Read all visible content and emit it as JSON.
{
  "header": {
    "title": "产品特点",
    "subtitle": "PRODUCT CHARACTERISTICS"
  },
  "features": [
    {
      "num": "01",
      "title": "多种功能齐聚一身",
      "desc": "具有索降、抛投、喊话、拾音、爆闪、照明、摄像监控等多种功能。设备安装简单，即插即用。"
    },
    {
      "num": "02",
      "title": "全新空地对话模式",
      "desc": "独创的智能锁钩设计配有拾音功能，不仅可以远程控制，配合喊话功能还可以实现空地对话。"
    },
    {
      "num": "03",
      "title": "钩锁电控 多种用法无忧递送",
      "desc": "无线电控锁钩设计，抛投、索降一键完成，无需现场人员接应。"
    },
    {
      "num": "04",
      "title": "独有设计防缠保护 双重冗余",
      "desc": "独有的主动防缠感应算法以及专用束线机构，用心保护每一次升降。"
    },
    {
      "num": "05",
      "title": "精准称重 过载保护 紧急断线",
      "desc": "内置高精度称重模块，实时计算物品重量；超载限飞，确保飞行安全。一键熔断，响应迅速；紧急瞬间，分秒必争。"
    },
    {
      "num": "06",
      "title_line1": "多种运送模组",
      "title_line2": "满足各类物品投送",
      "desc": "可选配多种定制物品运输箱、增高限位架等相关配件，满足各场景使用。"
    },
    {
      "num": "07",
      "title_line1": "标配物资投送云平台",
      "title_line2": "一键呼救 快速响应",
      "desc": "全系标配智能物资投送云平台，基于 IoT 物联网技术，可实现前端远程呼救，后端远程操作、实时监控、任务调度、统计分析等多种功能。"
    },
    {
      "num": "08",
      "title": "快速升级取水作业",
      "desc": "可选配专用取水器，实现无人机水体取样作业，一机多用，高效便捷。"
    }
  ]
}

━━━━━━━━━━━━━━━━

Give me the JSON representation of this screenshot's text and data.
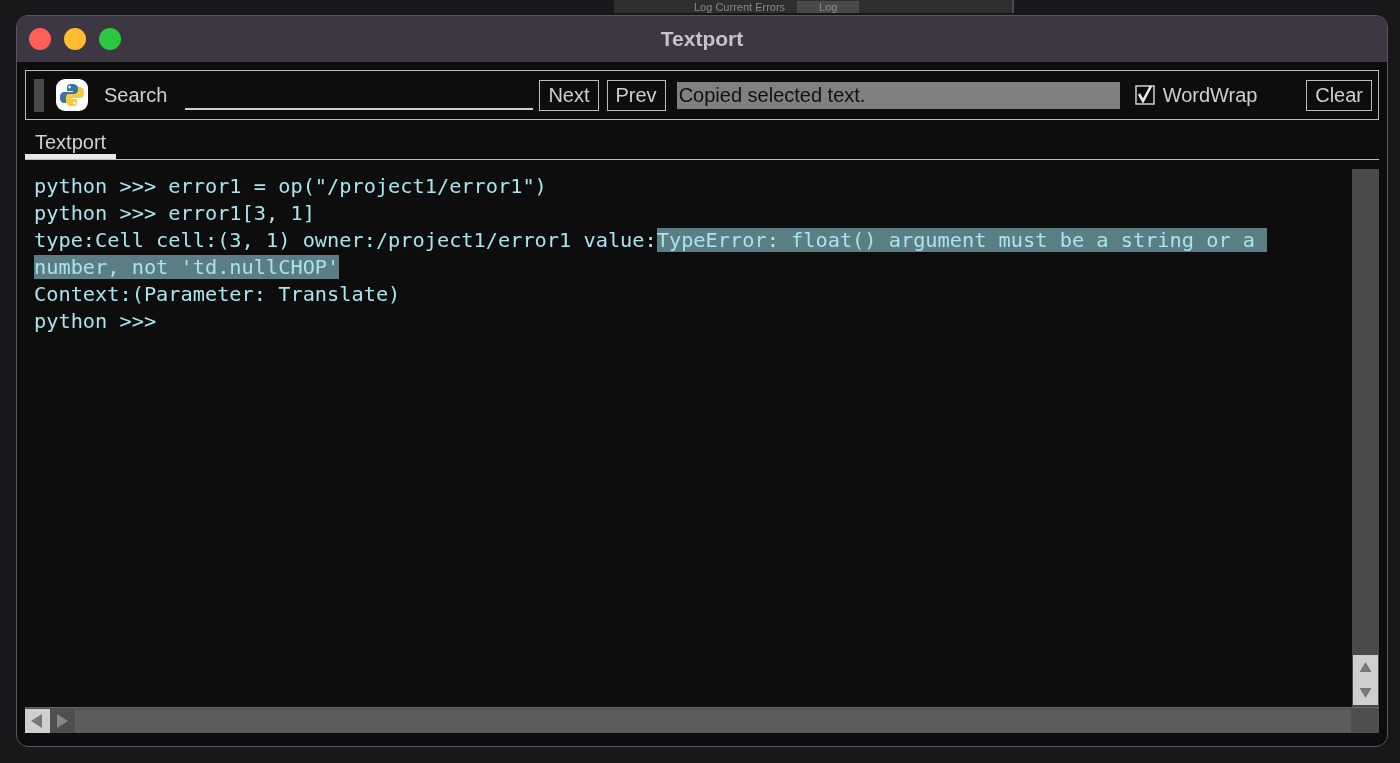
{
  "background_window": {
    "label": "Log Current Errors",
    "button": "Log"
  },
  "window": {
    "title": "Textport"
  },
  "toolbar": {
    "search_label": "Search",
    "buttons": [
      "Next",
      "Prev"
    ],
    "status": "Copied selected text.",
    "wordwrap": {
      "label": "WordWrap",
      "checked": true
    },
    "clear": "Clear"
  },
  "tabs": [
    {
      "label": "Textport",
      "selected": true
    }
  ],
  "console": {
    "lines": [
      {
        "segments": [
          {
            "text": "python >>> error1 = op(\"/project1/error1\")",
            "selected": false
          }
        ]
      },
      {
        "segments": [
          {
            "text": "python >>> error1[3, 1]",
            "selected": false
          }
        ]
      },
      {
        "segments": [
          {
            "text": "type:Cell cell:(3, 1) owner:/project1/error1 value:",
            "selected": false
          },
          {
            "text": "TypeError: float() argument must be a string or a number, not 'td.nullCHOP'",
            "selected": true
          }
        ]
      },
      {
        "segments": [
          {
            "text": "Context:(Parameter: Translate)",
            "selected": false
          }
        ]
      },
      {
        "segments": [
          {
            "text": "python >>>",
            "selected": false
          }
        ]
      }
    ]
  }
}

━━━━━━━━━━━━━━━━

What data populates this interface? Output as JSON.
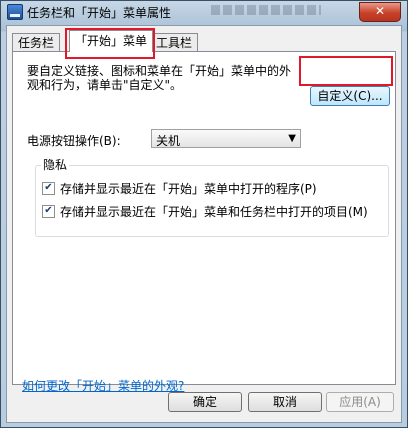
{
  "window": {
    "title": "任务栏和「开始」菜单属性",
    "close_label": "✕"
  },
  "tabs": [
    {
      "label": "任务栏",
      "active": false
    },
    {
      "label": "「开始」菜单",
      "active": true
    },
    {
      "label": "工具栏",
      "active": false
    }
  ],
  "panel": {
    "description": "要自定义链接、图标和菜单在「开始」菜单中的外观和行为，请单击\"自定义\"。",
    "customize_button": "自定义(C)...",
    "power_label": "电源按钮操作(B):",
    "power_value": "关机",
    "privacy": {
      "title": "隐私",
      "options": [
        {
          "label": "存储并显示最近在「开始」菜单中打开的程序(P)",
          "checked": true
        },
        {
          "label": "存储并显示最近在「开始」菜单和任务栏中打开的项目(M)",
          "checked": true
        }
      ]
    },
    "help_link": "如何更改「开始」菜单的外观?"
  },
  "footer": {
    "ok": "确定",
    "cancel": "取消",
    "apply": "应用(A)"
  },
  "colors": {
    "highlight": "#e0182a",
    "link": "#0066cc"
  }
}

━━━━━━━━━━━━━━━━

> **Set task**: Write out every line from the entries where "python" appears.

> **Result of the exercise**:
            "text": "python >>> error1 = op(\"/project1/error1\")",
            "text": "python >>> error1[3, 1]",
            "text": "python >>>",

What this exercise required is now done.